--- BEGIN Document ---
For as long as I can remember, I have desperately desired to be seen…chosen…picked. I knew deep down I was special. Anyone could see it…right? Could anyone see it? “If not,” I thought, “I’ll just make them see it—they should pick me.”
Of course, according Gen-Z, I’m not fully embracing the definition of a “pick-me girl.” According to my vast research, doom-scrolling through reels (and a quick google search), a “pick-me girl” is one who desperately seeks attention, particularly from males, by setting herself apart as different from other girls because she’s “just one of the guys.” In her attempts to show how different she is, she’ll often put down other girls around her, and then attempt to steal their guys. If you’re having difficulty envisioning it, think of Taylor Swift’s 2008 hit “You Belong With Me.” Yesterday’s cute and quirky is today’s dark and desperate.
However, that’s not me. Once upon a time, I may have put other girls down to make me feel better about myself (behind their backs, of course—I certainly wasn’t brave enough to insult anyone to her face), but I’ve never been even remotely cool or masculine enough to be “just one of the guys.” Nevertheless, I refuse to allow the young folk to entirely commandeer the English language, and I’d like to assert that I was one hundred percent a “pick-me girl” by the mere fact that it was my deepest desire to be “picked,” and my ravenous desperation almost always had the opposite effect.
As a little girl, I had the imagination of young Ralphie from the classic “A Christmas Story” movie. In my mind, I concocted far-fetched scenarios in which people were blinded by my radiance, astounded by my effervescence and grace. Unfortunately, like poor Ralphie, my in-brain screenplays never quite went to plan. Instead, I was just a really weird kid.
At the end-of-year party in second grade, I posed for each group picture in one of the five ballet positions I knew, waiting for the teacher to enthusiastically perceive my elegant poise. Instead, she shouted, “Alissa! Stop doing weird things with your feet!”
On a middle school field trip, I pretended to fall asleep in a convoluted position so my teacher could see how amazingly flexible I was. Instead, I heard, “What is she doing?! Is she asleep? What a strange child.” Unfortunately, by that point, I was too committed to the ruse. I was embarrassed and uncomfortable, but since I was pretending to sleep, I had to stay in my “strange” position. (As a side note, I now know that stunning flexibility is not that amazing; it’s just hypermobility. Now, in my forties, I spend less time trying to astound people than just trying to keep my hips in their respective sockets.)
To make matters worse, around the age of seven, I started to get a little chunky—a social death sentence for a girl in the 80’s and 90’s. It was at that age that an (ironically rather large) doctor plopped down on his little rolly stool and said, “Bounce on over here, Butterball!” Then, while showing me how I overshot whatever chart he was holding, he said, “If you don’t lose weight, by the time you’re sixteen your friends are going to be using you for a beach ball.” Oh how my forty-something year-old self would love to go back in time and punch that doctor in the nose. However, at least in his scenario, if they were using me as a beachball, I got to play…because, obviously, no one was picking me for a team anytime soon.
--- END Document ---
--- BEGIN Record extracts ---
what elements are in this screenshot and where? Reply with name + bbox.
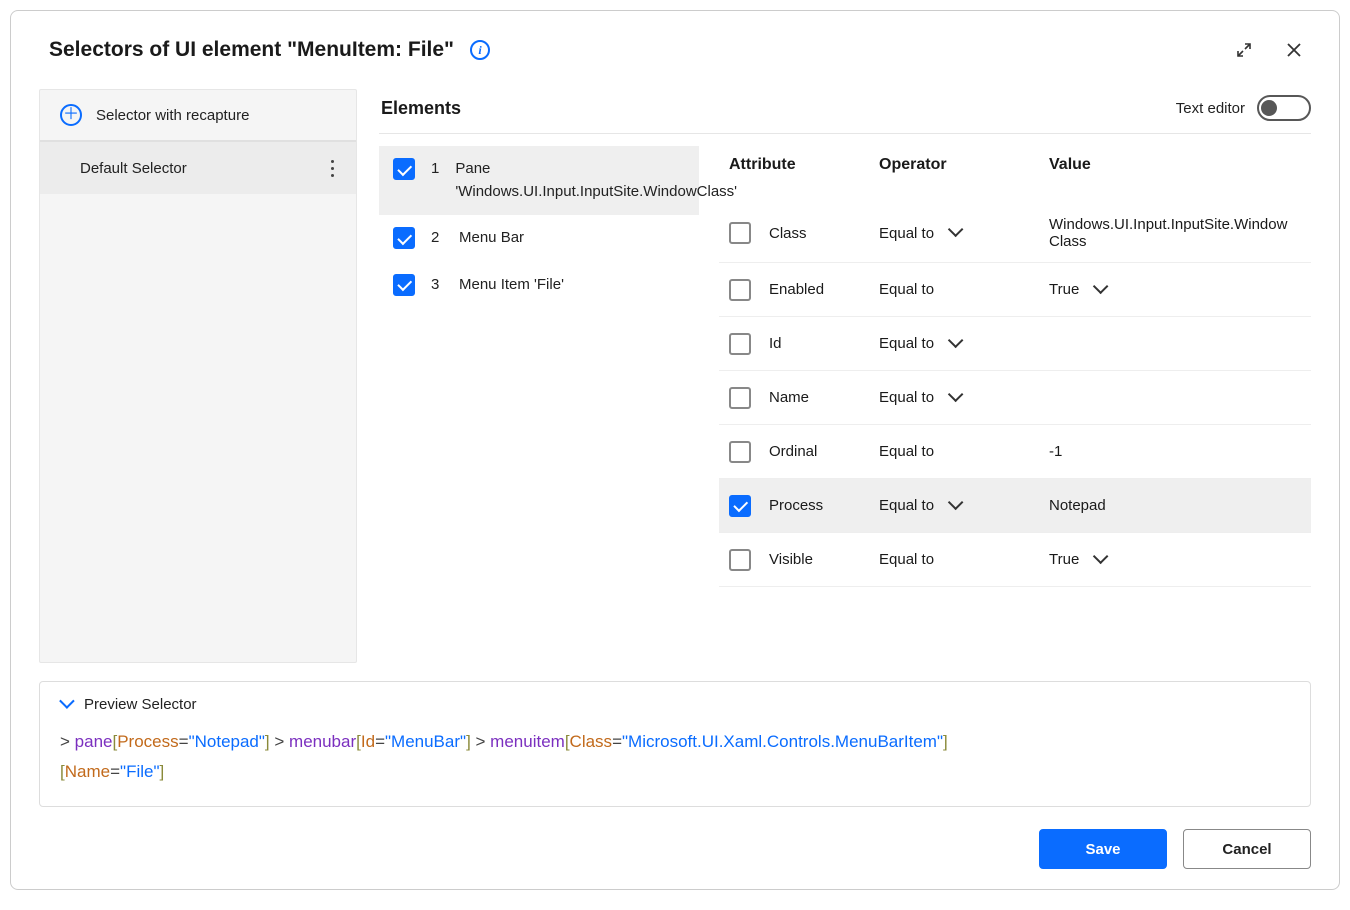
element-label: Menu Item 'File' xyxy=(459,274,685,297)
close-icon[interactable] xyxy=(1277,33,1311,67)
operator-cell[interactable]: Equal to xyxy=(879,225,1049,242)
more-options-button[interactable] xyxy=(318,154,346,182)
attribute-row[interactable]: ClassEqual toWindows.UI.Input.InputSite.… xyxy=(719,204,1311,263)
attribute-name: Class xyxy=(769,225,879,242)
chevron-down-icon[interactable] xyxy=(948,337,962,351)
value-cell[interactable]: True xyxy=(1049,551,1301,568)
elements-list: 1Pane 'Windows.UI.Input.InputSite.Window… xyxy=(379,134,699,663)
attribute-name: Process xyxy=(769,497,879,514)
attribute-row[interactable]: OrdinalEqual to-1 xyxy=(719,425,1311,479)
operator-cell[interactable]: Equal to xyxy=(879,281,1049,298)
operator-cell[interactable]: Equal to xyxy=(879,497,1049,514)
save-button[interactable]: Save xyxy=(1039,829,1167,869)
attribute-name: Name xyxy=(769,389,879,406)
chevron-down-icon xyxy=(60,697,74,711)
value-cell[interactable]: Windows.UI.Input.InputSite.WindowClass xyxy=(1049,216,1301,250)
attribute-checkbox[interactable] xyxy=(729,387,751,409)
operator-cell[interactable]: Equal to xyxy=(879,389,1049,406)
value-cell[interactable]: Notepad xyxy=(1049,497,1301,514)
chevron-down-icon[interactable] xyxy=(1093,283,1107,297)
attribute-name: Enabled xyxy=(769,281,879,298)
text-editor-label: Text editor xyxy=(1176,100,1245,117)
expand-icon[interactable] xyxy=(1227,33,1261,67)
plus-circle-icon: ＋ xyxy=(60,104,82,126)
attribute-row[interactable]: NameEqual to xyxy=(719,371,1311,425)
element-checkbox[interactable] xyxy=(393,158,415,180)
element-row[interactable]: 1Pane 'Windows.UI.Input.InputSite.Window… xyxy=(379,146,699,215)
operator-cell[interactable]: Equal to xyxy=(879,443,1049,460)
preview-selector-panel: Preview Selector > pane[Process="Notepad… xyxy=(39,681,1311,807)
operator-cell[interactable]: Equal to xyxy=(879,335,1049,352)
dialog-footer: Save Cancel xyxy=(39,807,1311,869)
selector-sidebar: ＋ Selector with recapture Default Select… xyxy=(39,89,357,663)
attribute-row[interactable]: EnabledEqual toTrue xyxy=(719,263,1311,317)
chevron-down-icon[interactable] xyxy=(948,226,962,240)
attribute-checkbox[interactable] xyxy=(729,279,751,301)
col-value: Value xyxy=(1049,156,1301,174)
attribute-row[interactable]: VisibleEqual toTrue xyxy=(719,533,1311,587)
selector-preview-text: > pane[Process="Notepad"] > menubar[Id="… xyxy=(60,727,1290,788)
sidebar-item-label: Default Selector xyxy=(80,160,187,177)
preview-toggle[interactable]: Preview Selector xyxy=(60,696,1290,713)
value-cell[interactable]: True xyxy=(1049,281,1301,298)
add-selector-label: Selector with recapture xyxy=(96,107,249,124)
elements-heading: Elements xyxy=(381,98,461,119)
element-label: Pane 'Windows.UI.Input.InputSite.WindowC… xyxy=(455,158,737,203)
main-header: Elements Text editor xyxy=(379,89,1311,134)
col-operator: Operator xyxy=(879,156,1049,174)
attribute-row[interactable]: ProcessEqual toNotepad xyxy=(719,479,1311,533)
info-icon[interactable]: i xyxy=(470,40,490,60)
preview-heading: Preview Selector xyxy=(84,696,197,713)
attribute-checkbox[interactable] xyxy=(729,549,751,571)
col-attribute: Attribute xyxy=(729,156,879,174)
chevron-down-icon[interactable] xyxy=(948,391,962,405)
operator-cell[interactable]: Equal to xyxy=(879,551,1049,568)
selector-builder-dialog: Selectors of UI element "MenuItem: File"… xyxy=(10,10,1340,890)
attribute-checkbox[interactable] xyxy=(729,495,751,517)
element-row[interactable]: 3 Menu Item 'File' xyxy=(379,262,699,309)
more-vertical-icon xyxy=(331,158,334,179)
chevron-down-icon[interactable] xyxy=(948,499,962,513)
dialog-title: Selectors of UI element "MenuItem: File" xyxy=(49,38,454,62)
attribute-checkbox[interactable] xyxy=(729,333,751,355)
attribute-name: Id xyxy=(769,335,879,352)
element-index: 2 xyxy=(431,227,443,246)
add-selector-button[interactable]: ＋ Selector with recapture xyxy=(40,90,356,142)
--- END Record extracts ---
## Do this
Reproduce the stretch of the essay on being a "pick-me girl" from "Of course, according" through "dark and desperate.", word for word.

## Response to this exercise
Of course, according Gen-Z, I’m not fully embracing the definition of a “pick-me girl.” According to my vast research, doom-scrolling through reels (and a quick google search), a “pick-me girl” is one who desperately seeks attention, particularly from males, by setting herself apart as different from other girls because she’s “just one of the guys.” In her attempts to show how different she is, she’ll often put down other girls around her, and then attempt to steal their guys. If you’re having difficulty envisioning it, think of Taylor Swift’s 2008 hit “You Belong With Me.” Yesterday’s cute and quirky is today’s dark and desperate.